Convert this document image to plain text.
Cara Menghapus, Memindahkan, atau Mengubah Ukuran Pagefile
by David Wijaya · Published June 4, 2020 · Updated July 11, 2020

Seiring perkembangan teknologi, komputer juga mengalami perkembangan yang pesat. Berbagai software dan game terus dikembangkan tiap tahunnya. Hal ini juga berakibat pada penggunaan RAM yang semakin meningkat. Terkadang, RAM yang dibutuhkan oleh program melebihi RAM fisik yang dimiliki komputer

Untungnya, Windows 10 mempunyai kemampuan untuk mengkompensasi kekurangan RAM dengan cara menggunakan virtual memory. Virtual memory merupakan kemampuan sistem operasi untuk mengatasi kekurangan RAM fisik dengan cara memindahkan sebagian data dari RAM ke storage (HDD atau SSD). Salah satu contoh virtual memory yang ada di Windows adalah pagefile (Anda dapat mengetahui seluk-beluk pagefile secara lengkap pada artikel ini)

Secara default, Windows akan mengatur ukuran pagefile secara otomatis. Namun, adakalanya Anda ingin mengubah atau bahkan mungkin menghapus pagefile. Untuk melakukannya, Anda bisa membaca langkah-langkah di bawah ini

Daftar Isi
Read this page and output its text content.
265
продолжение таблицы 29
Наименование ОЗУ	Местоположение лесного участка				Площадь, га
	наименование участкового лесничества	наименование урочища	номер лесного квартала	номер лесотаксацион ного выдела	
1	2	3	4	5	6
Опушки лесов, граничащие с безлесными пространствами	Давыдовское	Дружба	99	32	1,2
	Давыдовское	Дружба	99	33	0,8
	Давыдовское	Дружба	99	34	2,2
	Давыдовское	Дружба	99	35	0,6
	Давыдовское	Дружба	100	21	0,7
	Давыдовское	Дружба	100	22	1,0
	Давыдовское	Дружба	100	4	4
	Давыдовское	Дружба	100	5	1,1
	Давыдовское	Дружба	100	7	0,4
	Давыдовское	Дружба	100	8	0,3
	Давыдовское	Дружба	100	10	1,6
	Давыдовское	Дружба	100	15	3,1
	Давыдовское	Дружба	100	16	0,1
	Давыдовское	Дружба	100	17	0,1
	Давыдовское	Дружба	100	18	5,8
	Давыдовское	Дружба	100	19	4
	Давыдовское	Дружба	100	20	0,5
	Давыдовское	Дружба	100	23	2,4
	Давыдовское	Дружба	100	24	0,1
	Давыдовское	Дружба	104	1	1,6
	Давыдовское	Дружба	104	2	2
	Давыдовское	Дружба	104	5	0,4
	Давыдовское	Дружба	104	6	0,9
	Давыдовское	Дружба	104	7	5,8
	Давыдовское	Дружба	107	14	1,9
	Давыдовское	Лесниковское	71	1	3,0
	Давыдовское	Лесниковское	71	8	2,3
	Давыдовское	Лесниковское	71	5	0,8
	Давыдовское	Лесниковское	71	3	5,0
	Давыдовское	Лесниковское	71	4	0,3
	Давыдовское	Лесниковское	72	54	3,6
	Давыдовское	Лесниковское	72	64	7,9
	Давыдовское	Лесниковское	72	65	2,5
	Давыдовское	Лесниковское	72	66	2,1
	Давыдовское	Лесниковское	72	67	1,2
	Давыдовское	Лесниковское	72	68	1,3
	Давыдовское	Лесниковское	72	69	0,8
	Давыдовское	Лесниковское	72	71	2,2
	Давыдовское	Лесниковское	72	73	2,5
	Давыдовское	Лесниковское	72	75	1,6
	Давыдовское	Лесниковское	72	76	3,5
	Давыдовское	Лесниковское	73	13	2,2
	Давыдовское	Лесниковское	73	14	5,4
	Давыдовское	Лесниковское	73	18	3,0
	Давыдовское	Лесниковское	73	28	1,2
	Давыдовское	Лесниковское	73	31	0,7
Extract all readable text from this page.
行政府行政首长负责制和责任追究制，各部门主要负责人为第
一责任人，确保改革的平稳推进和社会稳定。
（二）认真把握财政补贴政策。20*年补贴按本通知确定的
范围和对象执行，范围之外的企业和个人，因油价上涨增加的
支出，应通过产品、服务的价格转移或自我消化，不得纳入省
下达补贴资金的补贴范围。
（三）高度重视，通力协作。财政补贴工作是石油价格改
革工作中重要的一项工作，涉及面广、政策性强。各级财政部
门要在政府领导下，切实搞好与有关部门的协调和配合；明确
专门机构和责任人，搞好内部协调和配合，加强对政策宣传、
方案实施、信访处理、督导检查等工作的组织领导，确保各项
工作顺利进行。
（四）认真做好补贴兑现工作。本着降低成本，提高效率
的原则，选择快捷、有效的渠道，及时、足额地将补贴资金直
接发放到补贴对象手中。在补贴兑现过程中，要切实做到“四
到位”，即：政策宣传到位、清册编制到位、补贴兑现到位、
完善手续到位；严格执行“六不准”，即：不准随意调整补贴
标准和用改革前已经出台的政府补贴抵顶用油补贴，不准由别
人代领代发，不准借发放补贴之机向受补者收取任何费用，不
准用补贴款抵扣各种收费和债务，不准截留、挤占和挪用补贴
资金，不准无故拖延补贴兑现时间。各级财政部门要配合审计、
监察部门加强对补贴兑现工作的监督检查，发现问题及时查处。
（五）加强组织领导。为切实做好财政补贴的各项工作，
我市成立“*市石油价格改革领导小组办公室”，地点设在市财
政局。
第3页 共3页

+ + + + + + +

What to do: Reproduce the whole listing word for word.

Solution for this exercise:
Convert this document image to plain text.
Cara Menghapus, Memindahkan, atau Mengubah Ukuran Pagefile
by David Wijaya · Published June 4, 2020 · Updated July 11, 2020

Seiring perkembangan teknologi, komputer juga mengalami perkembangan yang pesat. Berbagai software dan game terus dikembangkan tiap tahunnya. Hal ini juga berakibat pada penggunaan RAM yang semakin meningkat. Terkadang, RAM yang dibutuhkan oleh program melebihi RAM fisik yang dimiliki komputer

Untungnya, Windows 10 mempunyai kemampuan untuk mengkompensasi kekurangan RAM dengan cara menggunakan virtual memory. Virtual memory merupakan kemampuan sistem operasi untuk mengatasi kekurangan RAM fisik dengan cara memindahkan sebagian data dari RAM ke storage (HDD atau SSD). Salah satu contoh virtual memory yang ada di Windows adalah pagefile (Anda dapat mengetahui seluk-beluk pagefile secara lengkap pada artikel ini)

Secara default, Windows akan mengatur ukuran pagefile secara otomatis. Namun, adakalanya Anda ingin mengubah atau bahkan mungkin menghapus pagefile. Untuk melakukannya, Anda bisa membaca langkah-langkah di bawah ini

Daftar Isi
Read this page and output its text content.
265
продолжение таблицы 29
Наименование ОЗУ	Местоположение лесного участка				Площадь, га
	наименование участкового лесничества	наименование урочища	номер лесного квартала	номер лесотаксацион ного выдела	
1	2	3	4	5	6
Опушки лесов, граничащие с безлесными пространствами	Давыдовское	Дружба	99	32	1,2
	Давыдовское	Дружба	99	33	0,8
	Давыдовское	Дружба	99	34	2,2
	Давыдовское	Дружба	99	35	0,6
	Давыдовское	Дружба	100	21	0,7
	Давыдовское	Дружба	100	22	1,0
	Давыдовское	Дружба	100	4	4
	Давыдовское	Дружба	100	5	1,1
	Давыдовское	Дружба	100	7	0,4
	Давыдовское	Дружба	100	8	0,3
	Давыдовское	Дружба	100	10	1,6
	Давыдовское	Дружба	100	15	3,1
	Давыдовское	Дружба	100	16	0,1
	Давыдовское	Дружба	100	17	0,1
	Давыдовское	Дружба	100	18	5,8
	Давыдовское	Дружба	100	19	4
	Давыдовское	Дружба	100	20	0,5
	Давыдовское	Дружба	100	23	2,4
	Давыдовское	Дружба	100	24	0,1
	Давыдовское	Дружба	104	1	1,6
	Давыдовское	Дружба	104	2	2
	Давыдовское	Дружба	104	5	0,4
	Давыдовское	Дружба	104	6	0,9
	Давыдовское	Дружба	104	7	5,8
	Давыдовское	Дружба	107	14	1,9
	Давыдовское	Лесниковское	71	1	3,0
	Давыдовское	Лесниковское	71	8	2,3
	Давыдовское	Лесниковское	71	5	0,8
	Давыдовское	Лесниковское	71	3	5,0
	Давыдовское	Лесниковское	71	4	0,3
	Давыдовское	Лесниковское	72	54	3,6
	Давыдовское	Лесниковское	72	64	7,9
	Давыдовское	Лесниковское	72	65	2,5
	Давыдовское	Лесниковское	72	66	2,1
	Давыдовское	Лесниковское	72	67	1,2
	Давыдовское	Лесниковское	72	68	1,3
	Давыдовское	Лесниковское	72	69	0,8
	Давыдовское	Лесниковское	72	71	2,2
	Давыдовское	Лесниковское	72	73	2,5
	Давыдовское	Лесниковское	72	75	1,6
	Давыдовское	Лесниковское	72	76	3,5
	Давыдовское	Лесниковское	73	13	2,2
	Давыдовское	Лесниковское	73	14	5,4
	Давыдовское	Лесниковское	73	18	3,0
	Давыдовское	Лесниковское	73	28	1,2
	Давыдовское	Лесниковское	73	31	0,7
Extract all readable text from this page.
行政府行政首长负责制和责任追究制，各部门主要负责人为第
一责任人，确保改革的平稳推进和社会稳定。
（二）认真把握财政补贴政策。20*年补贴按本通知确定的
范围和对象执行，范围之外的企业和个人，因油价上涨增加的
支出，应通过产品、服务的价格转移或自我消化，不得纳入省
下达补贴资金的补贴范围。
（三）高度重视，通力协作。财政补贴工作是石油价格改
革工作中重要的一项工作，涉及面广、政策性强。各级财政部
门要在政府领导下，切实搞好与有关部门的协调和配合；明确
专门机构和责任人，搞好内部协调和配合，加强对政策宣传、
方案实施、信访处理、督导检查等工作的组织领导，确保各项
工作顺利进行。
（四）认真做好补贴兑现工作。本着降低成本，提高效率
的原则，选择快捷、有效的渠道，及时、足额地将补贴资金直
接发放到补贴对象手中。在补贴兑现过程中，要切实做到“四
到位”，即：政策宣传到位、清册编制到位、补贴兑现到位、
完善手续到位；严格执行“六不准”，即：不准随意调整补贴
标准和用改革前已经出台的政府补贴抵顶用油补贴，不准由别
人代领代发，不准借发放补贴之机向受补者收取任何费用，不
准用补贴款抵扣各种收费和债务，不准截留、挤占和挪用补贴
资金，不准无故拖延补贴兑现时间。各级财政部门要配合审计、
监察部门加强对补贴兑现工作的监督检查，发现问题及时查处。
（五）加强组织领导。为切实做好财政补贴的各项工作，
我市成立“*市石油价格改革领导小组办公室”，地点设在市财
政局。
第3页 共3页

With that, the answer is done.